[WORK INSTRUCTIONS] For the listing below, give the number of lines in which "протоки" occurs. Add nothing.

[SUPPLIED MATERIAL]
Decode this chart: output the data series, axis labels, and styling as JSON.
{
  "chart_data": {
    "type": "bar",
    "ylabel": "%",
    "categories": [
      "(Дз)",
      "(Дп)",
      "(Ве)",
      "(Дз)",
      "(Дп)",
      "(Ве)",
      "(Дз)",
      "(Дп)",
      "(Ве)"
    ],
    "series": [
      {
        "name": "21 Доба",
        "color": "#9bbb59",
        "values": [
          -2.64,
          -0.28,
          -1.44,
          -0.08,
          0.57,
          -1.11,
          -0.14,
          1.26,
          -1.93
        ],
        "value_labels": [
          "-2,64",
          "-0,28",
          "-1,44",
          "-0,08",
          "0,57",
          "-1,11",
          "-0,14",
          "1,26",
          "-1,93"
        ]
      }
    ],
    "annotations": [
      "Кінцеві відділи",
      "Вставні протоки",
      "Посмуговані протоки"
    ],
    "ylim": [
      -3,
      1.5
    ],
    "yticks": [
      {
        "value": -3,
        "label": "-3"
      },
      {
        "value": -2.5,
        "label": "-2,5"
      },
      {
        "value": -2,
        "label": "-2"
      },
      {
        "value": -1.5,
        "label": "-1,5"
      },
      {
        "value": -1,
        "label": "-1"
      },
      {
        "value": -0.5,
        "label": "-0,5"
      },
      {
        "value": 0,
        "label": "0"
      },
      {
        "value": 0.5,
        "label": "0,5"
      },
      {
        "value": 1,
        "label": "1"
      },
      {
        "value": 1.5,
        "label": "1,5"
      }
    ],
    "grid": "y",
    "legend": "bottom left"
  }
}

[OUTPUT] 2